_OBJECTIVE_
Show all lines that include the string "Default"; copy each one.

_ITEMS_
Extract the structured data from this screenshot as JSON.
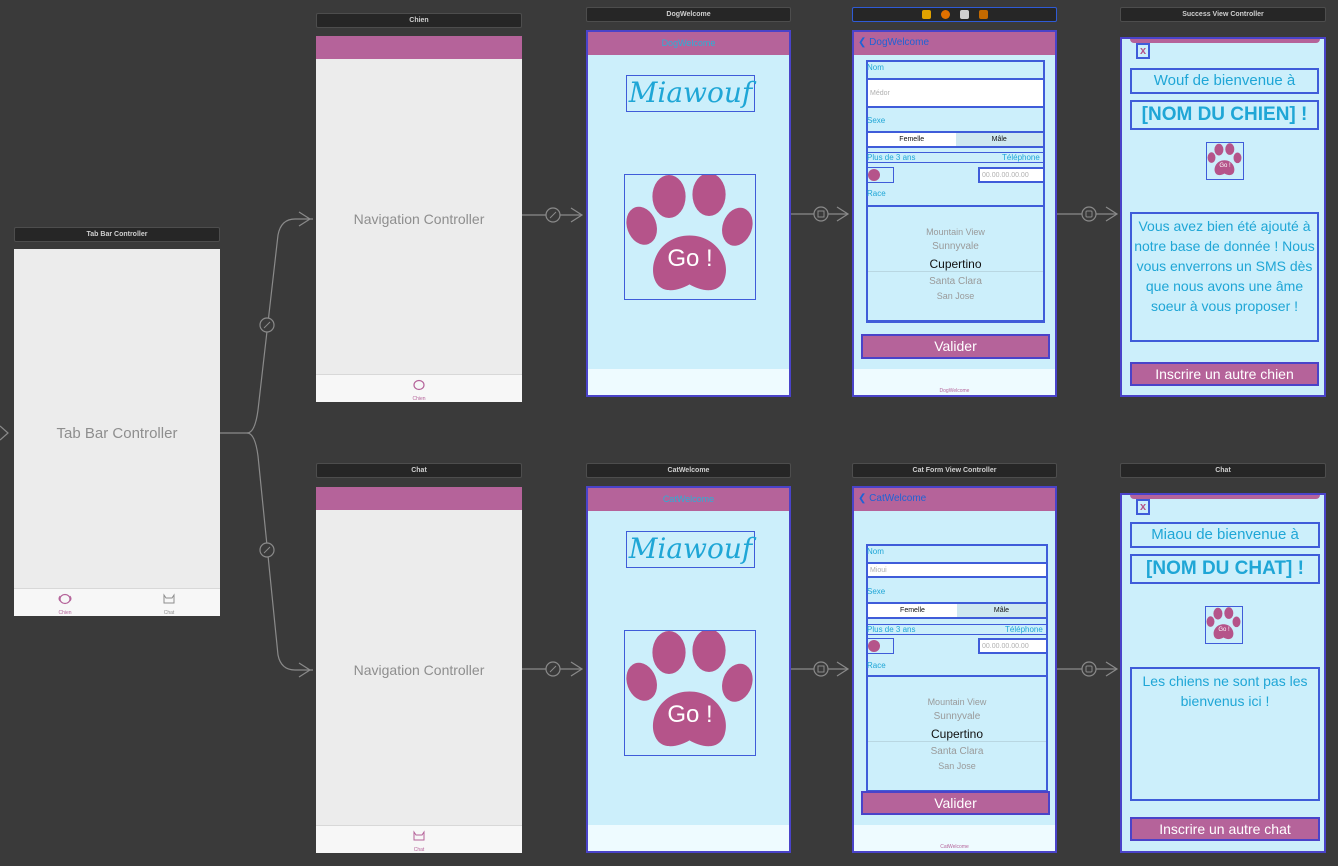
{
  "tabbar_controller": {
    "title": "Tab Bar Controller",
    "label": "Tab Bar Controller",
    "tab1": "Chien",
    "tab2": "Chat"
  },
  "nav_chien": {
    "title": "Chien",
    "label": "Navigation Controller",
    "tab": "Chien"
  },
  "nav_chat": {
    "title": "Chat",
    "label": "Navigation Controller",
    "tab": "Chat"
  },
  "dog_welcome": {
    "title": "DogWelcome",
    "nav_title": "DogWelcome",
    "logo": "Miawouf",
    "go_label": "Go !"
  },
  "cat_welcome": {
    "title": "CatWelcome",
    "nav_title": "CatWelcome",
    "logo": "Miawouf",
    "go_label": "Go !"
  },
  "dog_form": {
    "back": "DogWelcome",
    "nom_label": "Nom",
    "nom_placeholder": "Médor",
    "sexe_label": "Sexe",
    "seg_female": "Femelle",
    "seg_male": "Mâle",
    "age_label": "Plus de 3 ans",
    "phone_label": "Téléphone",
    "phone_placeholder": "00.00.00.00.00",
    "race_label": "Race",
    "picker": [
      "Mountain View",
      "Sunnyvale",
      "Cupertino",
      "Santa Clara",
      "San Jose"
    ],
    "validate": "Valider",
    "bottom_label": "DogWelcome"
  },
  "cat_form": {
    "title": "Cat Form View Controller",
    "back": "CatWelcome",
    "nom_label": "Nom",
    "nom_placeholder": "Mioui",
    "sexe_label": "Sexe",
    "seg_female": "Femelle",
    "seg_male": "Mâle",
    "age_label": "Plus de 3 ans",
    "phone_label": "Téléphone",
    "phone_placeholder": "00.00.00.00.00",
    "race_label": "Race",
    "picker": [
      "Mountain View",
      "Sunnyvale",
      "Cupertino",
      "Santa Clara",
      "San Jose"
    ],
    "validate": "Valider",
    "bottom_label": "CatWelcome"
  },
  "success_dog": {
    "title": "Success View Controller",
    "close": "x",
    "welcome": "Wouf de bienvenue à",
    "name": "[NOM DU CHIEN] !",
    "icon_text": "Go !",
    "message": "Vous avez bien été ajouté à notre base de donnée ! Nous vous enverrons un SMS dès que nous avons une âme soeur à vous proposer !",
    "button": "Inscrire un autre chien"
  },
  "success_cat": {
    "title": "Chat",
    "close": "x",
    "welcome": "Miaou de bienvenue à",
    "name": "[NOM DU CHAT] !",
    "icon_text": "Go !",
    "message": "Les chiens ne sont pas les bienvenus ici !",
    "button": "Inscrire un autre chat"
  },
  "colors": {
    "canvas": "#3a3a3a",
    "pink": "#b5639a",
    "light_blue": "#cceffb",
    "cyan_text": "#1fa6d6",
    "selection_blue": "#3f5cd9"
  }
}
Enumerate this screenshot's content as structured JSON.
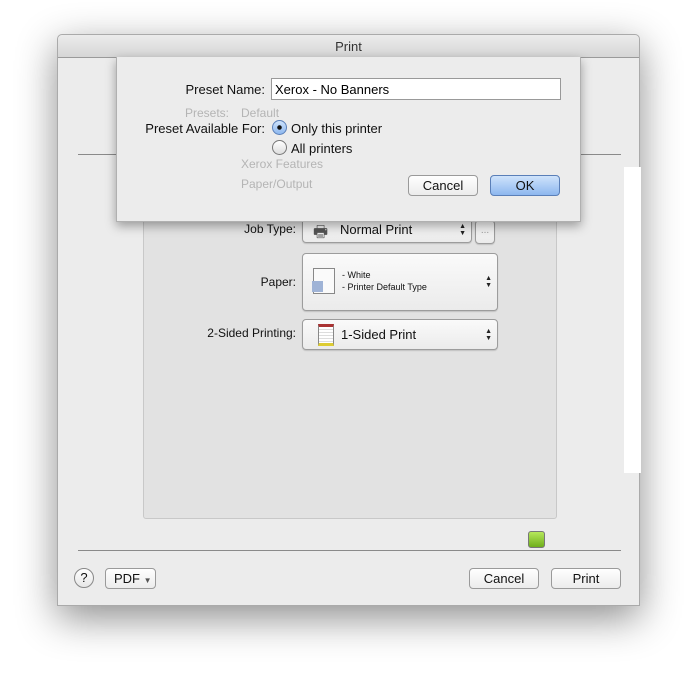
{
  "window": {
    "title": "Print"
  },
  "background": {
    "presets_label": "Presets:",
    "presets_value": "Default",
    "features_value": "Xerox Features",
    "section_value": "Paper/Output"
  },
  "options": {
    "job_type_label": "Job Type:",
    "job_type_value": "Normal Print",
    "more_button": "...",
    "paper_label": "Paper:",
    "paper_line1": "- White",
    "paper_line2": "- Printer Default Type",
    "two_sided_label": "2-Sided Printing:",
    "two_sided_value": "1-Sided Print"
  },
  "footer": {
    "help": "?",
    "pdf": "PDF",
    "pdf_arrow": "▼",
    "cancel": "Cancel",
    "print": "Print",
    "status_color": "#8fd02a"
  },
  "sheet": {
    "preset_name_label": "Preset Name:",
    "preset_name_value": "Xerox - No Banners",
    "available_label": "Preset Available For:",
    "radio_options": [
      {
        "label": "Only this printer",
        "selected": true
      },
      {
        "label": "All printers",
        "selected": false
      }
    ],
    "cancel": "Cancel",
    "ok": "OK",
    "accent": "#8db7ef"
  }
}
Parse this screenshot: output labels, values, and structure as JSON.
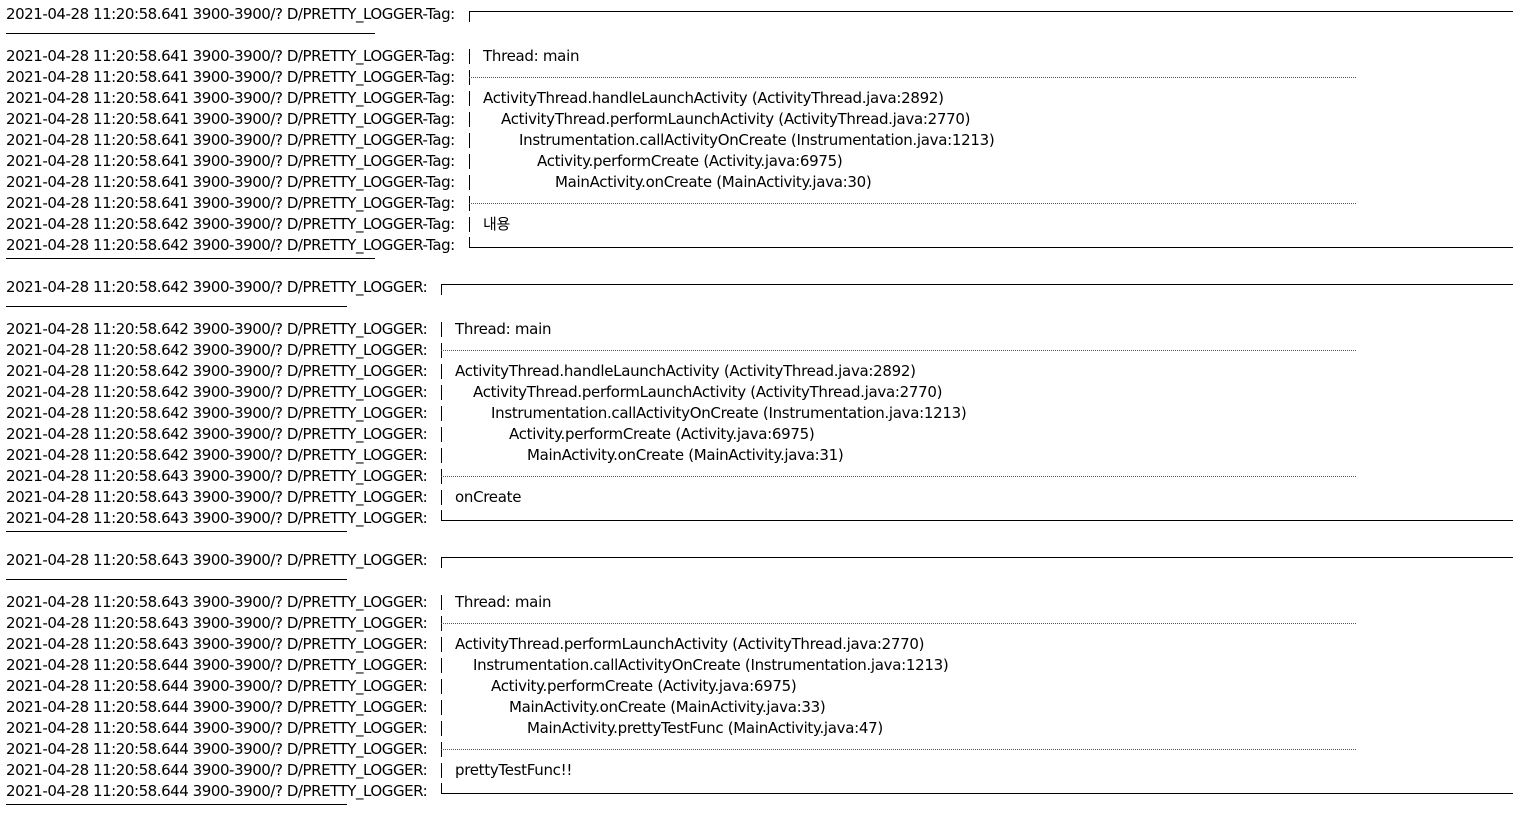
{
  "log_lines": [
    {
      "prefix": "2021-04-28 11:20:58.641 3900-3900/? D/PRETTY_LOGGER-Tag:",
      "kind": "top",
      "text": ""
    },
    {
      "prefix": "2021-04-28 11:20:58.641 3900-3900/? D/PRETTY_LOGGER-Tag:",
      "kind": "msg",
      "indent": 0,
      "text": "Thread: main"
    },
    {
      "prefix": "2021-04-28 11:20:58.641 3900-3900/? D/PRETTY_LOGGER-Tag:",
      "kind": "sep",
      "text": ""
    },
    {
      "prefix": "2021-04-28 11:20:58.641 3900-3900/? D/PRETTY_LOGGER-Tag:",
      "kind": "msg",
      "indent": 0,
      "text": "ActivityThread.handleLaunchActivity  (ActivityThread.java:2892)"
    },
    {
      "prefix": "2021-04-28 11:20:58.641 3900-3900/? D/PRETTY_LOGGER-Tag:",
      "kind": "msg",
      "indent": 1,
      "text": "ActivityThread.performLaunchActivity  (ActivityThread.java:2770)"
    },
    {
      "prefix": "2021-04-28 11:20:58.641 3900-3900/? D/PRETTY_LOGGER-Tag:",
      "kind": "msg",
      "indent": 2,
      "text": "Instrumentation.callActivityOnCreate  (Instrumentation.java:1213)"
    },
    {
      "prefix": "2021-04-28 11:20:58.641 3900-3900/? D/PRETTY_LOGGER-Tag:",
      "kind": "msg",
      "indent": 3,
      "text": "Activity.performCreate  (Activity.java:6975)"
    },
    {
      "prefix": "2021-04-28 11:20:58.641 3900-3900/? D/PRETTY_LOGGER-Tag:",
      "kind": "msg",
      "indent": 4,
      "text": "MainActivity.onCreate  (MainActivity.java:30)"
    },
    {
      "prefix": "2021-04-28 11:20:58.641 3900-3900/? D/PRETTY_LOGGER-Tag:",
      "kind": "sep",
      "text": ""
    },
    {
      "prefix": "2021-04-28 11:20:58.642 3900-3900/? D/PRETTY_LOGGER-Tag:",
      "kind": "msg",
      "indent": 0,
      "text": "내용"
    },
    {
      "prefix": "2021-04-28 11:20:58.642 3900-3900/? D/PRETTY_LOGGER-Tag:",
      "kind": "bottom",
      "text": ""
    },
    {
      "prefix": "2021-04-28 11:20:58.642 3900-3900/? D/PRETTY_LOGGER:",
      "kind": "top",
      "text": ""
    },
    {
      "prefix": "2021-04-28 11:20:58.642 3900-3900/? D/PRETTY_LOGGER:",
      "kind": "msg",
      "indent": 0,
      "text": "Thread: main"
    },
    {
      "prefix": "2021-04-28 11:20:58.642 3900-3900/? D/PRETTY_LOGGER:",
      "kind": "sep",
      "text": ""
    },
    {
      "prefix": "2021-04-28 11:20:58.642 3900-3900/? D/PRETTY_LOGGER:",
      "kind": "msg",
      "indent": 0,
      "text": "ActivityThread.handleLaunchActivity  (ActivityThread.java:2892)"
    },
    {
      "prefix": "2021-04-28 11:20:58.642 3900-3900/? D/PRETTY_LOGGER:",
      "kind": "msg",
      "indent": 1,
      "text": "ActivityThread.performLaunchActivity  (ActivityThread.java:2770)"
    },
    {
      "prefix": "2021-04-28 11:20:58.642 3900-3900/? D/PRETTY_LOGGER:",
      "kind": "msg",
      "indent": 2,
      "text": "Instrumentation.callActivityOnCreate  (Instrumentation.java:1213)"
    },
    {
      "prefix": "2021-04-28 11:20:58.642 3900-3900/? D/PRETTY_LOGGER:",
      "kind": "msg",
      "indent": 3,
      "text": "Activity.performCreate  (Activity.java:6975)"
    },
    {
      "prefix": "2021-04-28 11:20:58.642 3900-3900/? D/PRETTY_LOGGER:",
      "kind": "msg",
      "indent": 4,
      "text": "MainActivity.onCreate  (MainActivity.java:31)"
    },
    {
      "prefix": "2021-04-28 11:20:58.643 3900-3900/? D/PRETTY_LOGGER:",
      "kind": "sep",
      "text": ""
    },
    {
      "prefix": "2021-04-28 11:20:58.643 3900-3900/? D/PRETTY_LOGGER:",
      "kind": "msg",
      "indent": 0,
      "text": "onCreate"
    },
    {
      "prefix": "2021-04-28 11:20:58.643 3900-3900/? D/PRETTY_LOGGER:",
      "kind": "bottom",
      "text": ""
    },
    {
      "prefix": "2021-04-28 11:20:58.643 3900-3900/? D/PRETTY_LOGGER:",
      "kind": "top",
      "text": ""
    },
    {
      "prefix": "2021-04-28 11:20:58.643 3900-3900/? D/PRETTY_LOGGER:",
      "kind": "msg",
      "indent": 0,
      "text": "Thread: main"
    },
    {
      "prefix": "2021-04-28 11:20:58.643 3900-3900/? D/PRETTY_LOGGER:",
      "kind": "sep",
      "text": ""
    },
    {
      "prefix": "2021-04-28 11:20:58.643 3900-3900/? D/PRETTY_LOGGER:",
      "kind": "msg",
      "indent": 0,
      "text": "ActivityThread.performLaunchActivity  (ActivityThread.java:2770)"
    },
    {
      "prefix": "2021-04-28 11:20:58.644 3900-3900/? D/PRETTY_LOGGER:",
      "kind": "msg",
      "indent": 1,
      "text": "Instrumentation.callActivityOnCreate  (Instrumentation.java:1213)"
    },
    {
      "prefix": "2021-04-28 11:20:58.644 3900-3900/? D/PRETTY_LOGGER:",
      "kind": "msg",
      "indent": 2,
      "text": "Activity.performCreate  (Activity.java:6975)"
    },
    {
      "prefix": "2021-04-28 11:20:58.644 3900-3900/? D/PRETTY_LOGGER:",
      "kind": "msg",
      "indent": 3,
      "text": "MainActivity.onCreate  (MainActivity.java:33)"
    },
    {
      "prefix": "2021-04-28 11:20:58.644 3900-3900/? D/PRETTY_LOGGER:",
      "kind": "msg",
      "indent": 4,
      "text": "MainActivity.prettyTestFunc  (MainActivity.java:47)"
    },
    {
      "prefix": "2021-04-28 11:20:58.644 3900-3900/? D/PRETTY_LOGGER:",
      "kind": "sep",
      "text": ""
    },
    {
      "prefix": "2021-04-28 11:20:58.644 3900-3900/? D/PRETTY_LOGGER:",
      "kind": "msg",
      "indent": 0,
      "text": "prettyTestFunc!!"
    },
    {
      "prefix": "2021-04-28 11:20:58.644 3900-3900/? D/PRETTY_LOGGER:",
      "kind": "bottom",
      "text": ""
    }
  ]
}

_OUTPUT OF THE EXERCISE_
    "presets_value": "Default",
    "paper_line2": "- Printer Default Type",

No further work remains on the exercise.